■ **WRITTEN INSTRUCTION**: Repeat the lines below exactly as they appear, but leave out the images.

(Dataset items)
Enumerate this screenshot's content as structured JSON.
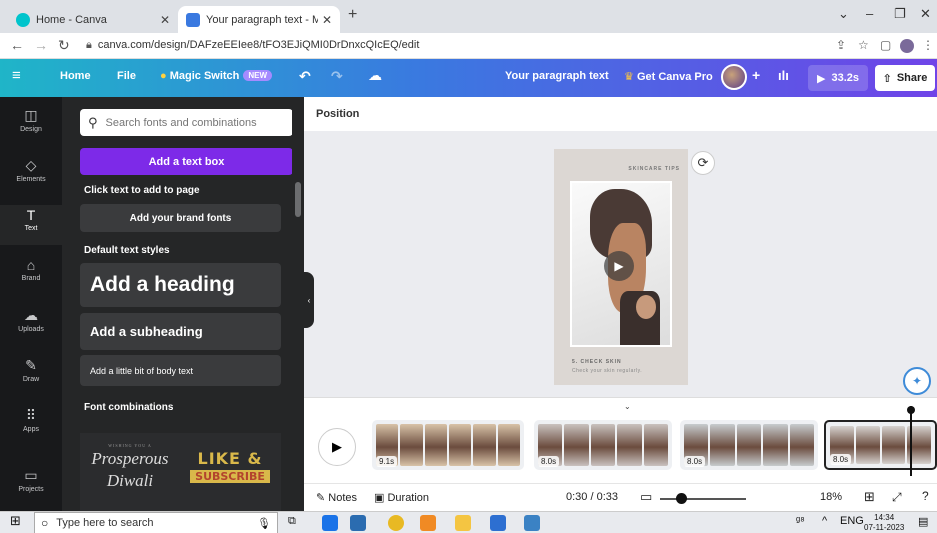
{
  "browser": {
    "tabs": [
      {
        "title": "Home - Canva",
        "active": false
      },
      {
        "title": "Your paragraph text - Mobile Vid",
        "active": true
      }
    ],
    "url": "canva.com/design/DAFzeEEIee8/tFO3EJiQMI0DrDnxcQIcEQ/edit"
  },
  "topbar": {
    "home": "Home",
    "file": "File",
    "magic_switch": "Magic Switch",
    "new_badge": "NEW",
    "design_title": "Your paragraph text",
    "get_pro": "Get Canva Pro",
    "duration": "33.2s",
    "share": "Share"
  },
  "rail": [
    {
      "label": "Design",
      "icon": "design-icon"
    },
    {
      "label": "Elements",
      "icon": "elements-icon"
    },
    {
      "label": "Text",
      "icon": "text-icon"
    },
    {
      "label": "Brand",
      "icon": "brand-icon"
    },
    {
      "label": "Uploads",
      "icon": "uploads-icon"
    },
    {
      "label": "Draw",
      "icon": "draw-icon"
    },
    {
      "label": "Apps",
      "icon": "apps-icon"
    },
    {
      "label": "Projects",
      "icon": "projects-icon"
    }
  ],
  "panel": {
    "search_placeholder": "Search fonts and combinations",
    "add_text_box": "Add a text box",
    "click_to_add": "Click text to add to page",
    "brand_fonts": "Add your brand fonts",
    "default_styles": "Default text styles",
    "heading": "Add a heading",
    "subheading": "Add a subheading",
    "body": "Add a little bit of body text",
    "font_combinations": "Font combinations",
    "combo1_small": "WISHING YOU A",
    "combo1_line1": "Prosperous",
    "combo1_line2": "Diwali",
    "combo2_line1": "LIKE &",
    "combo2_line2": "SUBSCRIBE"
  },
  "editor": {
    "position": "Position",
    "page_tag": "SKINCARE TIPS",
    "caption_title": "5. CHECK SKIN",
    "caption_body": "Check your skin regularly."
  },
  "timeline": {
    "clips": [
      {
        "duration": "9.1s",
        "color": "#d8c3a8"
      },
      {
        "duration": "8.0s",
        "color": "#c9c2bf"
      },
      {
        "duration": "8.0s",
        "color": "#c7ccce"
      },
      {
        "duration": "8.0s",
        "color": "#d6d2cf"
      }
    ]
  },
  "footer": {
    "notes": "Notes",
    "duration": "Duration",
    "time": "0:30 / 0:33",
    "zoom": "18%"
  },
  "taskbar": {
    "search_placeholder": "Type here to search",
    "language": "ENG",
    "time": "14:34",
    "date": "07-11-2023"
  }
}
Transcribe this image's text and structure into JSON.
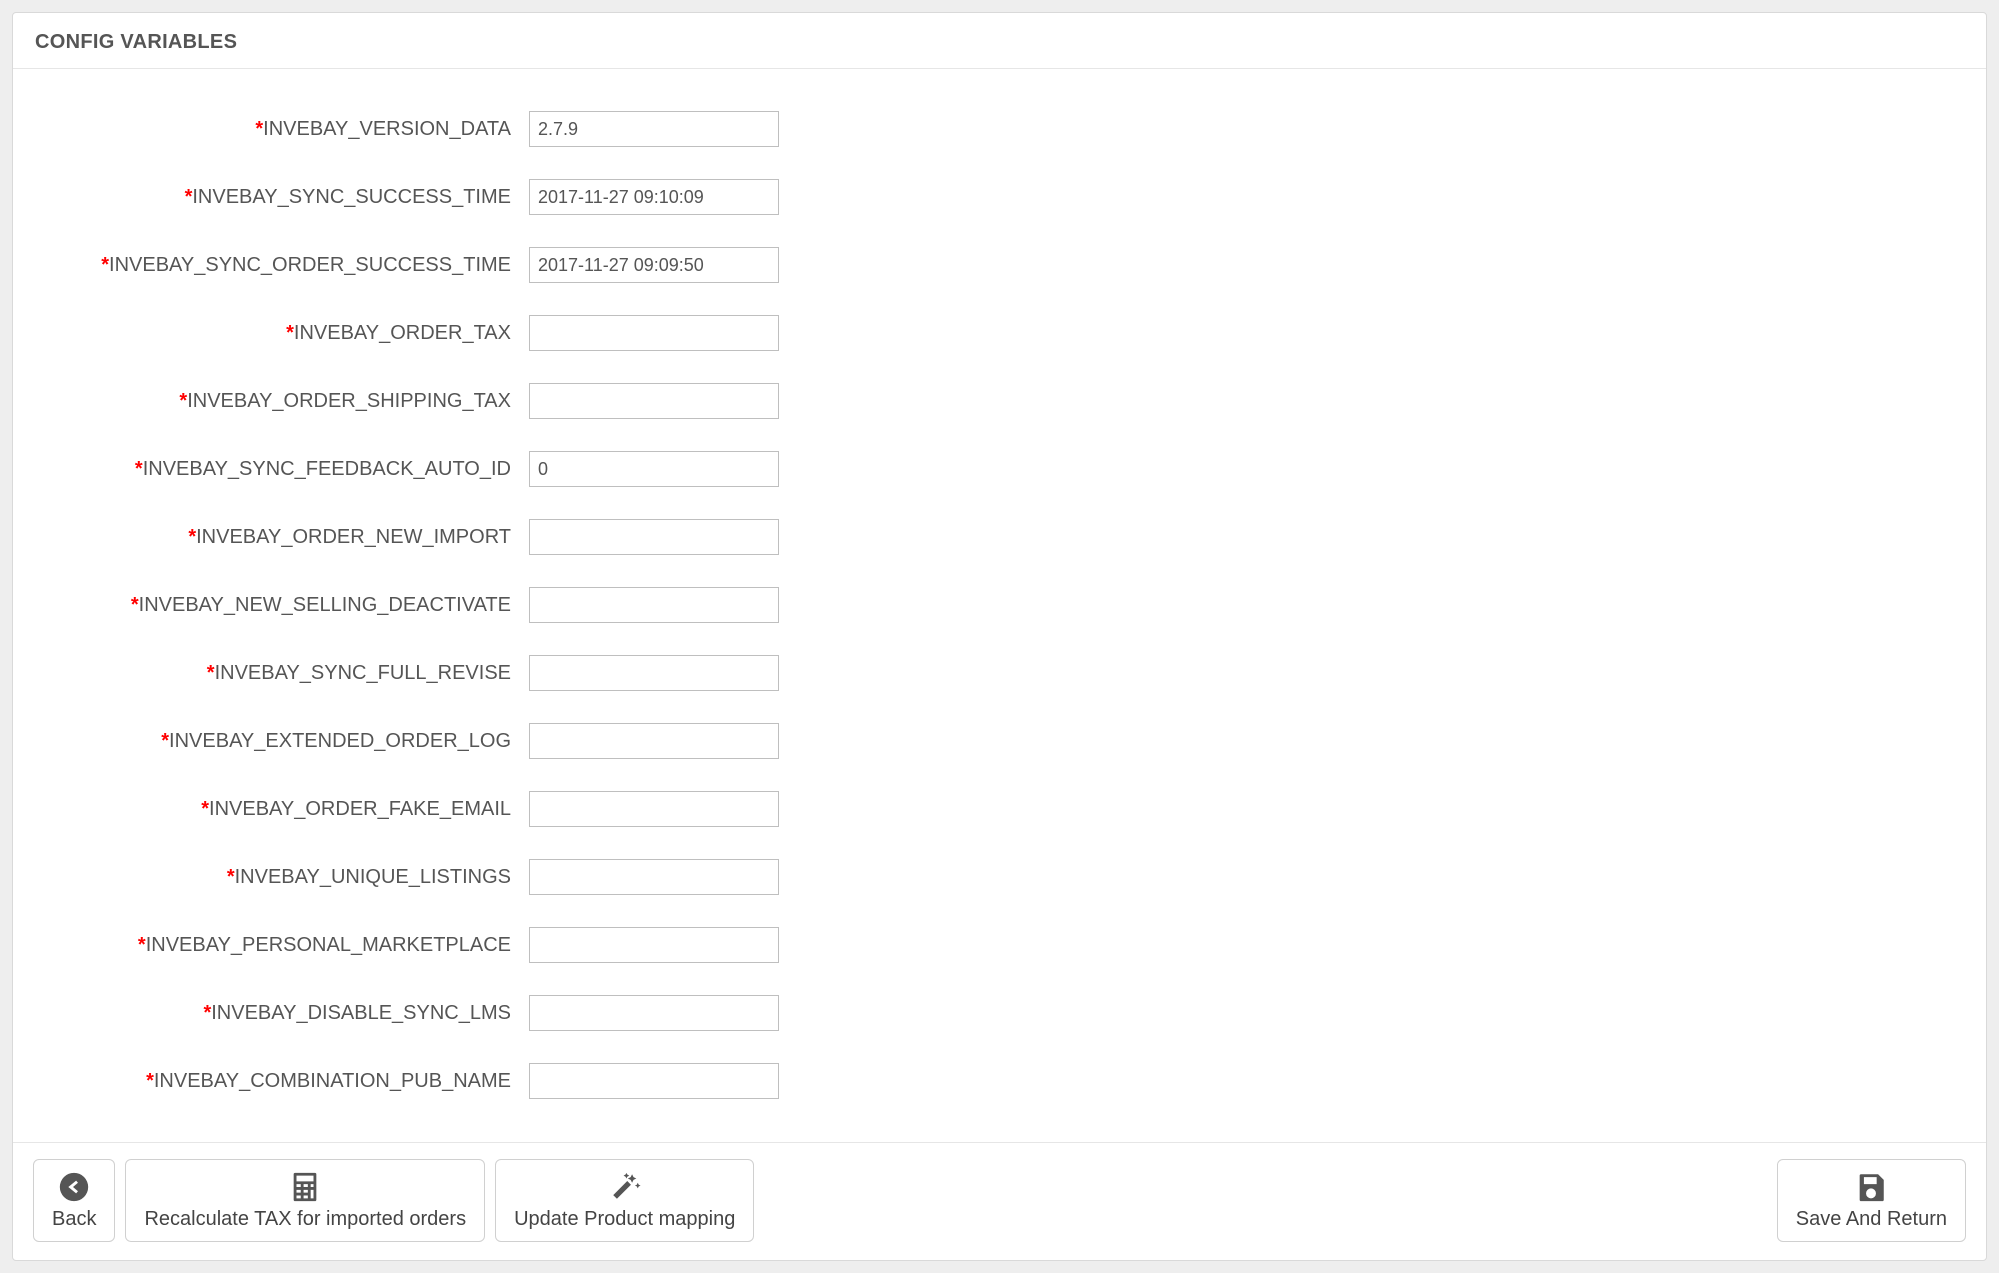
{
  "panel": {
    "title": "CONFIG VARIABLES"
  },
  "fields": [
    {
      "label": "INVEBAY_VERSION_DATA",
      "value": "2.7.9"
    },
    {
      "label": "INVEBAY_SYNC_SUCCESS_TIME",
      "value": "2017-11-27 09:10:09"
    },
    {
      "label": "INVEBAY_SYNC_ORDER_SUCCESS_TIME",
      "value": "2017-11-27 09:09:50"
    },
    {
      "label": "INVEBAY_ORDER_TAX",
      "value": ""
    },
    {
      "label": "INVEBAY_ORDER_SHIPPING_TAX",
      "value": ""
    },
    {
      "label": "INVEBAY_SYNC_FEEDBACK_AUTO_ID",
      "value": "0"
    },
    {
      "label": "INVEBAY_ORDER_NEW_IMPORT",
      "value": ""
    },
    {
      "label": "INVEBAY_NEW_SELLING_DEACTIVATE",
      "value": ""
    },
    {
      "label": "INVEBAY_SYNC_FULL_REVISE",
      "value": ""
    },
    {
      "label": "INVEBAY_EXTENDED_ORDER_LOG",
      "value": ""
    },
    {
      "label": "INVEBAY_ORDER_FAKE_EMAIL",
      "value": ""
    },
    {
      "label": "INVEBAY_UNIQUE_LISTINGS",
      "value": ""
    },
    {
      "label": "INVEBAY_PERSONAL_MARKETPLACE",
      "value": ""
    },
    {
      "label": "INVEBAY_DISABLE_SYNC_LMS",
      "value": ""
    },
    {
      "label": "INVEBAY_COMBINATION_PUB_NAME",
      "value": ""
    }
  ],
  "footer": {
    "back": "Back",
    "recalc": "Recalculate TAX for imported orders",
    "update_mapping": "Update Product mapping",
    "save": "Save And Return"
  }
}
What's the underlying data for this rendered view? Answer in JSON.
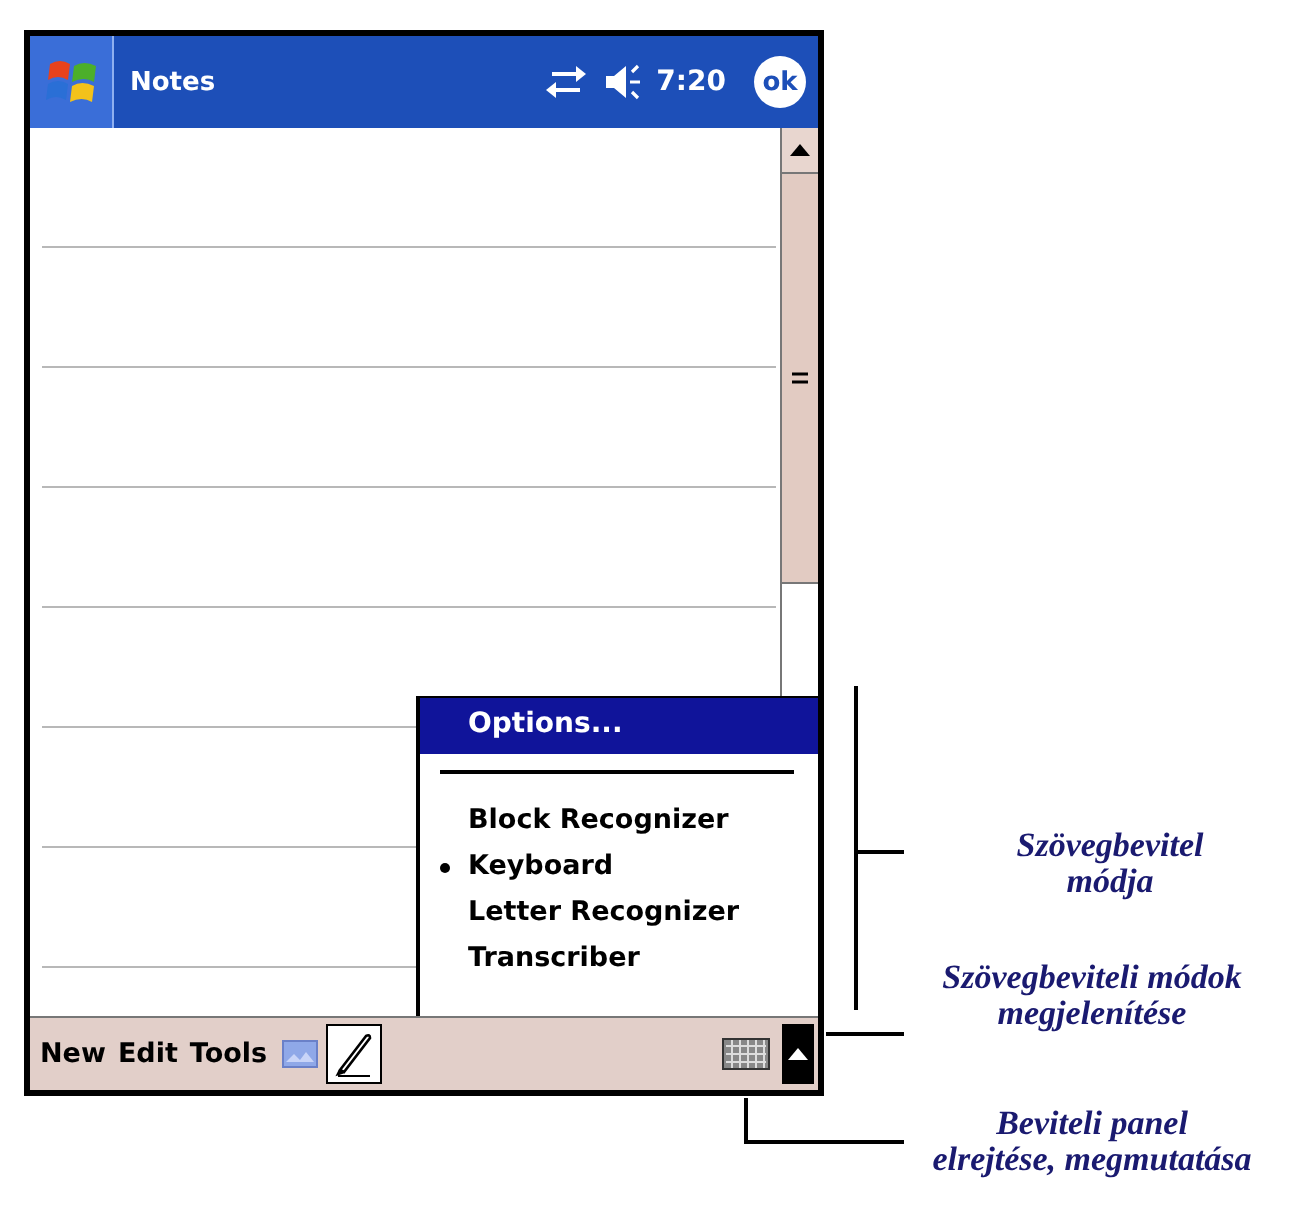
{
  "title_bar": {
    "title": "Notes",
    "time": "7:20",
    "ok_button": "ok"
  },
  "input_menu": {
    "header": "Options...",
    "items": [
      {
        "label": "Block Recognizer",
        "selected": false
      },
      {
        "label": "Keyboard",
        "selected": true
      },
      {
        "label": "Letter Recognizer",
        "selected": false
      },
      {
        "label": "Transcriber",
        "selected": false
      }
    ]
  },
  "menu_bar": {
    "items": [
      "New",
      "Edit",
      "Tools"
    ]
  },
  "annotations": [
    {
      "text": "Szövegbevitel\nmódja"
    },
    {
      "text": "Szövegbeviteli módok\nmegjelenítése"
    },
    {
      "text": "Beviteli panel\nelrejtése, megmutatása"
    }
  ]
}
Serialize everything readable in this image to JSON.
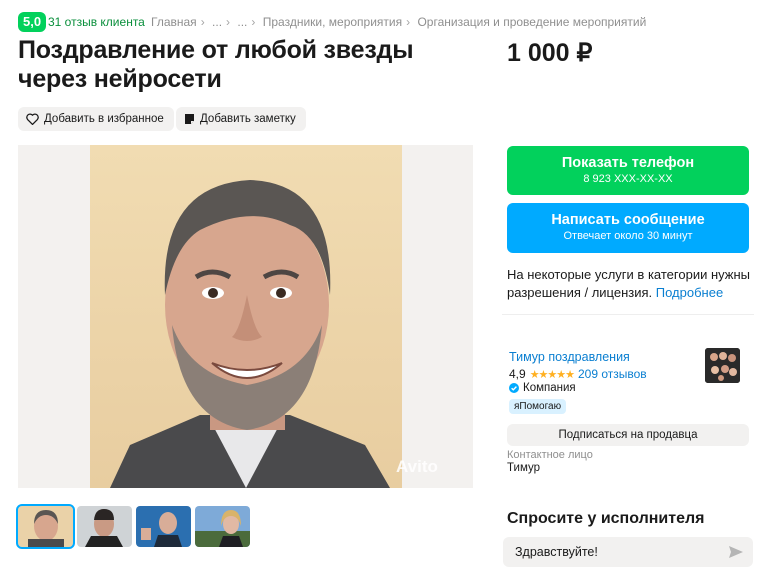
{
  "rating": {
    "score": "5,0",
    "reviews_label": "31 отзыв клиента"
  },
  "breadcrumbs": [
    "Главная",
    "...",
    "...",
    "Праздники, мероприятия",
    "Организация и проведение мероприятий"
  ],
  "listing": {
    "title": "Поздравление от любой звезды через нейросети",
    "price": "1 000 ₽",
    "fav_label": "Добавить в избранное",
    "note_label": "Добавить заметку",
    "watermark": "Avito"
  },
  "contact": {
    "phone_label": "Показать телефон",
    "phone_masked": "8 923 XXX-XX-XX",
    "message_label": "Написать сообщение",
    "message_sub": "Отвечает около 30 минут",
    "license_text": "На некоторые услуги в категории нужны разрешения / лицензия.",
    "license_link": "Подробнее"
  },
  "seller": {
    "name": "Тимур поздравления",
    "rating": "4,9",
    "stars": "★★★★★",
    "reviews": "209 отзывов",
    "type": "Компания",
    "badge": "яПомогаю",
    "subscribe_label": "Подписаться на продавца",
    "contact_label": "Контактное лицо",
    "contact_name": "Тимур"
  },
  "ask": {
    "title": "Спросите у исполнителя",
    "input_value": "Здравствуйте!"
  },
  "colors": {
    "green": "#02d15c",
    "blue": "#00aaff",
    "link": "#0a7fd1"
  }
}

■ **WRITTEN RESPONSE**:
Enumerate this screenshot's content as structured JSON.
{
  "browser": {
    "tabs": [
      {
        "title": "Home - Canva",
        "active": false
      },
      {
        "title": "Your paragraph text - Mobile Vid",
        "active": true
      }
    ],
    "url": "canva.com/design/DAFzeEEIee8/tFO3EJiQMI0DrDnxcQIcEQ/edit"
  },
  "topbar": {
    "home": "Home",
    "file": "File",
    "magic_switch": "Magic Switch",
    "new_badge": "NEW",
    "design_title": "Your paragraph text",
    "get_pro": "Get Canva Pro",
    "duration": "33.2s",
    "share": "Share"
  },
  "rail": [
    {
      "label": "Design",
      "icon": "design-icon"
    },
    {
      "label": "Elements",
      "icon": "elements-icon"
    },
    {
      "label": "Text",
      "icon": "text-icon"
    },
    {
      "label": "Brand",
      "icon": "brand-icon"
    },
    {
      "label": "Uploads",
      "icon": "uploads-icon"
    },
    {
      "label": "Draw",
      "icon": "draw-icon"
    },
    {
      "label": "Apps",
      "icon": "apps-icon"
    },
    {
      "label": "Projects",
      "icon": "projects-icon"
    }
  ],
  "panel": {
    "search_placeholder": "Search fonts and combinations",
    "add_text_box": "Add a text box",
    "click_to_add": "Click text to add to page",
    "brand_fonts": "Add your brand fonts",
    "default_styles": "Default text styles",
    "heading": "Add a heading",
    "subheading": "Add a subheading",
    "body": "Add a little bit of body text",
    "font_combinations": "Font combinations",
    "combo1_small": "WISHING YOU A",
    "combo1_line1": "Prosperous",
    "combo1_line2": "Diwali",
    "combo2_line1": "LIKE &",
    "combo2_line2": "SUBSCRIBE"
  },
  "editor": {
    "position": "Position",
    "page_tag": "SKINCARE TIPS",
    "caption_title": "5. CHECK SKIN",
    "caption_body": "Check your skin regularly."
  },
  "timeline": {
    "clips": [
      {
        "duration": "9.1s",
        "color": "#d8c3a8"
      },
      {
        "duration": "8.0s",
        "color": "#c9c2bf"
      },
      {
        "duration": "8.0s",
        "color": "#c7ccce"
      },
      {
        "duration": "8.0s",
        "color": "#d6d2cf"
      }
    ]
  },
  "footer": {
    "notes": "Notes",
    "duration": "Duration",
    "time": "0:30 / 0:33",
    "zoom": "18%"
  },
  "taskbar": {
    "search_placeholder": "Type here to search",
    "language": "ENG",
    "time": "14:34",
    "date": "07-11-2023"
  }
}
Transcribe this image's text and structure into JSON.
{
  "panel": {
    "title": "CONFIG VARIABLES"
  },
  "fields": [
    {
      "label": "INVEBAY_VERSION_DATA",
      "value": "2.7.9"
    },
    {
      "label": "INVEBAY_SYNC_SUCCESS_TIME",
      "value": "2017-11-27 09:10:09"
    },
    {
      "label": "INVEBAY_SYNC_ORDER_SUCCESS_TIME",
      "value": "2017-11-27 09:09:50"
    },
    {
      "label": "INVEBAY_ORDER_TAX",
      "value": ""
    },
    {
      "label": "INVEBAY_ORDER_SHIPPING_TAX",
      "value": ""
    },
    {
      "label": "INVEBAY_SYNC_FEEDBACK_AUTO_ID",
      "value": "0"
    },
    {
      "label": "INVEBAY_ORDER_NEW_IMPORT",
      "value": ""
    },
    {
      "label": "INVEBAY_NEW_SELLING_DEACTIVATE",
      "value": ""
    },
    {
      "label": "INVEBAY_SYNC_FULL_REVISE",
      "value": ""
    },
    {
      "label": "INVEBAY_EXTENDED_ORDER_LOG",
      "value": ""
    },
    {
      "label": "INVEBAY_ORDER_FAKE_EMAIL",
      "value": ""
    },
    {
      "label": "INVEBAY_UNIQUE_LISTINGS",
      "value": ""
    },
    {
      "label": "INVEBAY_PERSONAL_MARKETPLACE",
      "value": ""
    },
    {
      "label": "INVEBAY_DISABLE_SYNC_LMS",
      "value": ""
    },
    {
      "label": "INVEBAY_COMBINATION_PUB_NAME",
      "value": ""
    }
  ],
  "footer": {
    "back": "Back",
    "recalc": "Recalculate TAX for imported orders",
    "update_mapping": "Update Product mapping",
    "save": "Save And Return"
  }
}
What's the underlying data for this rendered view? Answer in JSON.
{
  "title_bar": {
    "title": "Notes",
    "time": "7:20",
    "ok_button": "ok"
  },
  "input_menu": {
    "header": "Options...",
    "items": [
      {
        "label": "Block Recognizer",
        "selected": false
      },
      {
        "label": "Keyboard",
        "selected": true
      },
      {
        "label": "Letter Recognizer",
        "selected": false
      },
      {
        "label": "Transcriber",
        "selected": false
      }
    ]
  },
  "menu_bar": {
    "items": [
      "New",
      "Edit",
      "Tools"
    ]
  },
  "annotations": [
    {
      "text": "Szövegbevitel\nmódja"
    },
    {
      "text": "Szövegbeviteli módok\nmegjelenítése"
    },
    {
      "text": "Beviteli panel\nelrejtése, megmutatása"
    }
  ]
}
Serialize everything readable in this image to JSON.
{
  "rating": {
    "score": "5,0",
    "reviews_label": "31 отзыв клиента"
  },
  "breadcrumbs": [
    "Главная",
    "...",
    "...",
    "Праздники, мероприятия",
    "Организация и проведение мероприятий"
  ],
  "listing": {
    "title": "Поздравление от любой звезды через нейросети",
    "price": "1 000 ₽",
    "fav_label": "Добавить в избранное",
    "note_label": "Добавить заметку",
    "watermark": "Avito"
  },
  "contact": {
    "phone_label": "Показать телефон",
    "phone_masked": "8 923 XXX-XX-XX",
    "message_label": "Написать сообщение",
    "message_sub": "Отвечает около 30 минут",
    "license_text": "На некоторые услуги в категории нужны разрешения / лицензия.",
    "license_link": "Подробнее"
  },
  "seller": {
    "name": "Тимур поздравления",
    "rating": "4,9",
    "stars": "★★★★★",
    "reviews": "209 отзывов",
    "type": "Компания",
    "badge": "яПомогаю",
    "subscribe_label": "Подписаться на продавца",
    "contact_label": "Контактное лицо",
    "contact_name": "Тимур"
  },
  "ask": {
    "title": "Спросите у исполнителя",
    "input_value": "Здравствуйте!"
  },
  "colors": {
    "green": "#02d15c",
    "blue": "#00aaff",
    "link": "#0a7fd1"
  }
}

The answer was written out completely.